WORK ITEM: From the entries below, count the lines with "Resistencia". Write only the count.

(Document page text data)

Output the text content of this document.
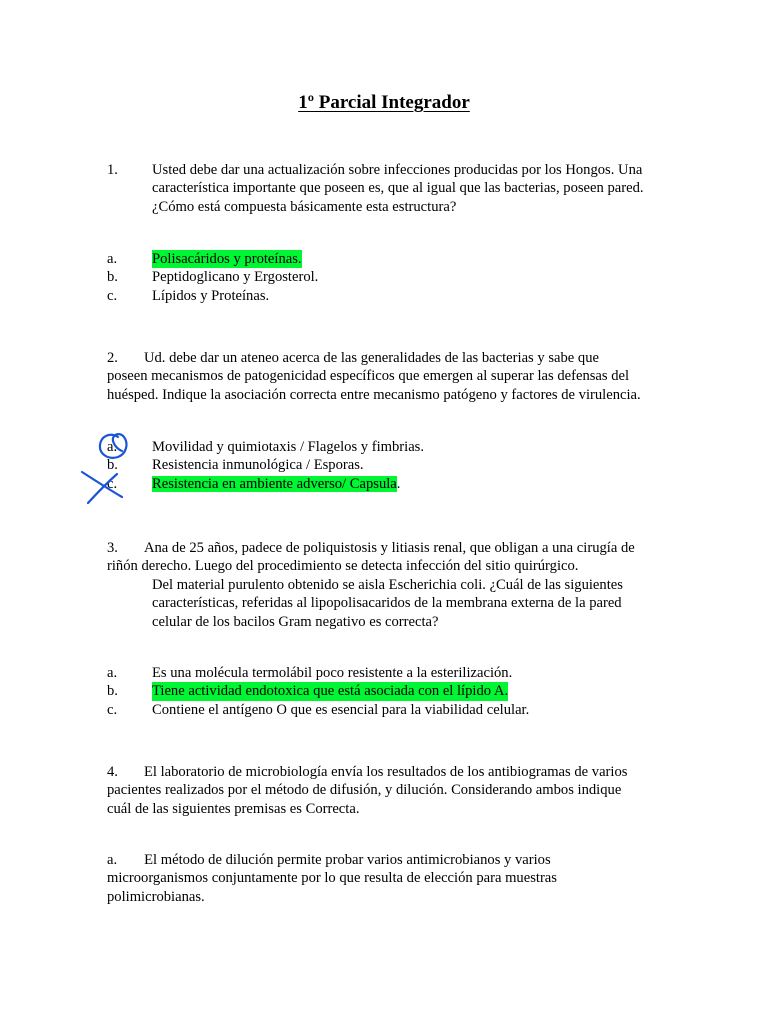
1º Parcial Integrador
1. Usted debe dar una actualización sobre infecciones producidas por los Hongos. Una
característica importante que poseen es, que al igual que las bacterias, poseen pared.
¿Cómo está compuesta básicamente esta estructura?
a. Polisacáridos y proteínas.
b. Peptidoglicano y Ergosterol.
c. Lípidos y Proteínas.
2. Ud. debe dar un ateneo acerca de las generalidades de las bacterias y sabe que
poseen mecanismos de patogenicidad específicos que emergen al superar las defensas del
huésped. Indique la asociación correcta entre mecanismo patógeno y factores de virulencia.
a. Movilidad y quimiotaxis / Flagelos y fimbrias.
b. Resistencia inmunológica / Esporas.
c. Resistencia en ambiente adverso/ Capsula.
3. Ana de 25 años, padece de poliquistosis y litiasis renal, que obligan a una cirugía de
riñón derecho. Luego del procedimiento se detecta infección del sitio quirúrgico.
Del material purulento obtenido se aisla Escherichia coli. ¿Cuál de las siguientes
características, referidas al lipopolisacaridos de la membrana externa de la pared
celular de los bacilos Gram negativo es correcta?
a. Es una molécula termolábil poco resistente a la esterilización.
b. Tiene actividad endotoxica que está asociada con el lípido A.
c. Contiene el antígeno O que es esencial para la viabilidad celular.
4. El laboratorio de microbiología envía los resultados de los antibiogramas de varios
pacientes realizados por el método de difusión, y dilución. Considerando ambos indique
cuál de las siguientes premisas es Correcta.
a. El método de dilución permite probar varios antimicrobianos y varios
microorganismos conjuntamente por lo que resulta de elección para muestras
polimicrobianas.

RESULT: 2